#### Data for this exercise:
----------

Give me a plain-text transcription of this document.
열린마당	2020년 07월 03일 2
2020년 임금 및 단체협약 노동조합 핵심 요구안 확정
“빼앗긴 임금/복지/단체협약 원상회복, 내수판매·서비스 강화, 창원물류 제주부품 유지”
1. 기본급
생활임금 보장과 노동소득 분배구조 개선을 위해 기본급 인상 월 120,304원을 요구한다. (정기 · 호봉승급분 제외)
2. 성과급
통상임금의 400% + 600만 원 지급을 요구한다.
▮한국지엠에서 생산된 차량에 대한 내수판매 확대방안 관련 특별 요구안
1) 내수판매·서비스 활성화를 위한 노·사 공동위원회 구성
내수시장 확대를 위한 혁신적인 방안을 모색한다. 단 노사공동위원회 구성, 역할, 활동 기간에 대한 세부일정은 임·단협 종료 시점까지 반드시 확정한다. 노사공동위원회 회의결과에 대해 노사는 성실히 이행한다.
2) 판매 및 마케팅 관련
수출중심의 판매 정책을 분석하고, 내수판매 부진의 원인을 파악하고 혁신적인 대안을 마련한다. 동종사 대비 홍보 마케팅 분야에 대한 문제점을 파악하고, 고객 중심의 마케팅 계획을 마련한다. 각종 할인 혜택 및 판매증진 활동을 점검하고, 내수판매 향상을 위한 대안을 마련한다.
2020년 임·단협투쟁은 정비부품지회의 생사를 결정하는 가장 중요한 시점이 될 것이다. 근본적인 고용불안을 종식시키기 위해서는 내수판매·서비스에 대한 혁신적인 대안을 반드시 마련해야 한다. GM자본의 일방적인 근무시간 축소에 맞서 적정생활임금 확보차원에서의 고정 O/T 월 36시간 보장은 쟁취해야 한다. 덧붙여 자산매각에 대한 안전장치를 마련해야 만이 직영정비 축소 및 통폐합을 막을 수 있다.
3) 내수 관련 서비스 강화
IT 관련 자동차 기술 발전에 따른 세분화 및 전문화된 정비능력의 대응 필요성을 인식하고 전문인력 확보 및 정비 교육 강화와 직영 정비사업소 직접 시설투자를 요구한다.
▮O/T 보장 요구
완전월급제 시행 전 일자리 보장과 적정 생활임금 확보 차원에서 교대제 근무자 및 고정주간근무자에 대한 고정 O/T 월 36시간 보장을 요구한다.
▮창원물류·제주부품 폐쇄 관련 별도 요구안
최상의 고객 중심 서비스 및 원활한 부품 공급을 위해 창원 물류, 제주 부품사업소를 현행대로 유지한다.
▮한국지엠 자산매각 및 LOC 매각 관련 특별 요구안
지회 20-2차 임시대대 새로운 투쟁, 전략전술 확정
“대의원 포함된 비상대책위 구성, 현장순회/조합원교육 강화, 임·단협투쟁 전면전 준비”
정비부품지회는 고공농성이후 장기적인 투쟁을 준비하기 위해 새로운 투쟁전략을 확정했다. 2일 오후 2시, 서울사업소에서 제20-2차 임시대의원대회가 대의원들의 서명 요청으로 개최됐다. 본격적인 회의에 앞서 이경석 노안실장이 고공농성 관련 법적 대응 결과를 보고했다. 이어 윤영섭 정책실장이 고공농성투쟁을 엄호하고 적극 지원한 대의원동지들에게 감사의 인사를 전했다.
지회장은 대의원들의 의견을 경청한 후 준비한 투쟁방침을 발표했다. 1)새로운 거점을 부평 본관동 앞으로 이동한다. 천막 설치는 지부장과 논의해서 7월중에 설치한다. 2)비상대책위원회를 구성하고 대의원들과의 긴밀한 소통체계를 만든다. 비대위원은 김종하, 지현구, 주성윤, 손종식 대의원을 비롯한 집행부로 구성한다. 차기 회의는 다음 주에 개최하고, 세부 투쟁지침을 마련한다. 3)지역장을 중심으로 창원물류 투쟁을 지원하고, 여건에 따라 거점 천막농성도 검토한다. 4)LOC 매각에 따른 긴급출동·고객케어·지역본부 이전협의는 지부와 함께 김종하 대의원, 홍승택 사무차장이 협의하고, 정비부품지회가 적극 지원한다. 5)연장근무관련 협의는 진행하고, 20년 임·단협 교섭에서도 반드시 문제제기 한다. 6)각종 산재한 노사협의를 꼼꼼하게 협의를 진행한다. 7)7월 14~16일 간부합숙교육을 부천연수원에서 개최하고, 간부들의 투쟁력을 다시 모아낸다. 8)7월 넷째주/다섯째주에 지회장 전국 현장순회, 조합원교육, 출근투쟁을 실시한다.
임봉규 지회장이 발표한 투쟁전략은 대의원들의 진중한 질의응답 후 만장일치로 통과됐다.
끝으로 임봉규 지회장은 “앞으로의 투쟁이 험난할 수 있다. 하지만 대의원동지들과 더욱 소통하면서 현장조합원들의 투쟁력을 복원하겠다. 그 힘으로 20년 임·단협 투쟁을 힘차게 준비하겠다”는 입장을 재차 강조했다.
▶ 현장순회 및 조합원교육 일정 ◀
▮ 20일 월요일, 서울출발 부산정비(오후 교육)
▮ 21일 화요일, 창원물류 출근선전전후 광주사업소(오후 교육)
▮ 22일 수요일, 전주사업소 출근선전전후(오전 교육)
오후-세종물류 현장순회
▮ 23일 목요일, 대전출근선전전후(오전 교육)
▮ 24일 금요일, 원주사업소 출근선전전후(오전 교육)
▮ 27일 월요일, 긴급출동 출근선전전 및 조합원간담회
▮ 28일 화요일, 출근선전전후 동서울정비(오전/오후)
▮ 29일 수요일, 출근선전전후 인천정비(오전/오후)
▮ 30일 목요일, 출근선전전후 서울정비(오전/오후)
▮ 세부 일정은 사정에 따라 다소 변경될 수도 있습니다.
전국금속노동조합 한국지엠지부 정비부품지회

----------

#### Your instructions:
What do the records say? Quote them all exactly.

#### Answer for the task:
Give me a plain-text transcription of this document.
열린마당	2020년 07월 03일 2
2020년 임금 및 단체협약 노동조합 핵심 요구안 확정
“빼앗긴 임금/복지/단체협약 원상회복, 내수판매·서비스 강화, 창원물류 제주부품 유지”
1. 기본급
생활임금 보장과 노동소득 분배구조 개선을 위해 기본급 인상 월 120,304원을 요구한다. (정기 · 호봉승급분 제외)
2. 성과급
통상임금의 400% + 600만 원 지급을 요구한다.
▮한국지엠에서 생산된 차량에 대한 내수판매 확대방안 관련 특별 요구안
1) 내수판매·서비스 활성화를 위한 노·사 공동위원회 구성
내수시장 확대를 위한 혁신적인 방안을 모색한다. 단 노사공동위원회 구성, 역할, 활동 기간에 대한 세부일정은 임·단협 종료 시점까지 반드시 확정한다. 노사공동위원회 회의결과에 대해 노사는 성실히 이행한다.
2) 판매 및 마케팅 관련
수출중심의 판매 정책을 분석하고, 내수판매 부진의 원인을 파악하고 혁신적인 대안을 마련한다. 동종사 대비 홍보 마케팅 분야에 대한 문제점을 파악하고, 고객 중심의 마케팅 계획을 마련한다. 각종 할인 혜택 및 판매증진 활동을 점검하고, 내수판매 향상을 위한 대안을 마련한다.
2020년 임·단협투쟁은 정비부품지회의 생사를 결정하는 가장 중요한 시점이 될 것이다. 근본적인 고용불안을 종식시키기 위해서는 내수판매·서비스에 대한 혁신적인 대안을 반드시 마련해야 한다. GM자본의 일방적인 근무시간 축소에 맞서 적정생활임금 확보차원에서의 고정 O/T 월 36시간 보장은 쟁취해야 한다. 덧붙여 자산매각에 대한 안전장치를 마련해야 만이 직영정비 축소 및 통폐합을 막을 수 있다.
3) 내수 관련 서비스 강화
IT 관련 자동차 기술 발전에 따른 세분화 및 전문화된 정비능력의 대응 필요성을 인식하고 전문인력 확보 및 정비 교육 강화와 직영 정비사업소 직접 시설투자를 요구한다.
▮O/T 보장 요구
완전월급제 시행 전 일자리 보장과 적정 생활임금 확보 차원에서 교대제 근무자 및 고정주간근무자에 대한 고정 O/T 월 36시간 보장을 요구한다.
▮창원물류·제주부품 폐쇄 관련 별도 요구안
최상의 고객 중심 서비스 및 원활한 부품 공급을 위해 창원 물류, 제주 부품사업소를 현행대로 유지한다.
▮한국지엠 자산매각 및 LOC 매각 관련 특별 요구안
지회 20-2차 임시대대 새로운 투쟁, 전략전술 확정
“대의원 포함된 비상대책위 구성, 현장순회/조합원교육 강화, 임·단협투쟁 전면전 준비”
정비부품지회는 고공농성이후 장기적인 투쟁을 준비하기 위해 새로운 투쟁전략을 확정했다. 2일 오후 2시, 서울사업소에서 제20-2차 임시대의원대회가 대의원들의 서명 요청으로 개최됐다. 본격적인 회의에 앞서 이경석 노안실장이 고공농성 관련 법적 대응 결과를 보고했다. 이어 윤영섭 정책실장이 고공농성투쟁을 엄호하고 적극 지원한 대의원동지들에게 감사의 인사를 전했다.
지회장은 대의원들의 의견을 경청한 후 준비한 투쟁방침을 발표했다. 1)새로운 거점을 부평 본관동 앞으로 이동한다. 천막 설치는 지부장과 논의해서 7월중에 설치한다. 2)비상대책위원회를 구성하고 대의원들과의 긴밀한 소통체계를 만든다. 비대위원은 김종하, 지현구, 주성윤, 손종식 대의원을 비롯한 집행부로 구성한다. 차기 회의는 다음 주에 개최하고, 세부 투쟁지침을 마련한다. 3)지역장을 중심으로 창원물류 투쟁을 지원하고, 여건에 따라 거점 천막농성도 검토한다. 4)LOC 매각에 따른 긴급출동·고객케어·지역본부 이전협의는 지부와 함께 김종하 대의원, 홍승택 사무차장이 협의하고, 정비부품지회가 적극 지원한다. 5)연장근무관련 협의는 진행하고, 20년 임·단협 교섭에서도 반드시 문제제기 한다. 6)각종 산재한 노사협의를 꼼꼼하게 협의를 진행한다. 7)7월 14~16일 간부합숙교육을 부천연수원에서 개최하고, 간부들의 투쟁력을 다시 모아낸다. 8)7월 넷째주/다섯째주에 지회장 전국 현장순회, 조합원교육, 출근투쟁을 실시한다.
임봉규 지회장이 발표한 투쟁전략은 대의원들의 진중한 질의응답 후 만장일치로 통과됐다.
끝으로 임봉규 지회장은 “앞으로의 투쟁이 험난할 수 있다. 하지만 대의원동지들과 더욱 소통하면서 현장조합원들의 투쟁력을 복원하겠다. 그 힘으로 20년 임·단협 투쟁을 힘차게 준비하겠다”는 입장을 재차 강조했다.
▶ 현장순회 및 조합원교육 일정 ◀
▮ 20일 월요일, 서울출발 부산정비(오후 교육)
▮ 21일 화요일, 창원물류 출근선전전후 광주사업소(오후 교육)
▮ 22일 수요일, 전주사업소 출근선전전후(오전 교육)
오후-세종물류 현장순회
▮ 23일 목요일, 대전출근선전전후(오전 교육)
▮ 24일 금요일, 원주사업소 출근선전전후(오전 교육)
▮ 27일 월요일, 긴급출동 출근선전전 및 조합원간담회
▮ 28일 화요일, 출근선전전후 동서울정비(오전/오후)
▮ 29일 수요일, 출근선전전후 인천정비(오전/오후)
▮ 30일 목요일, 출근선전전후 서울정비(오전/오후)
▮ 세부 일정은 사정에 따라 다소 변경될 수도 있습니다.
전국금속노동조합 한국지엠지부 정비부품지회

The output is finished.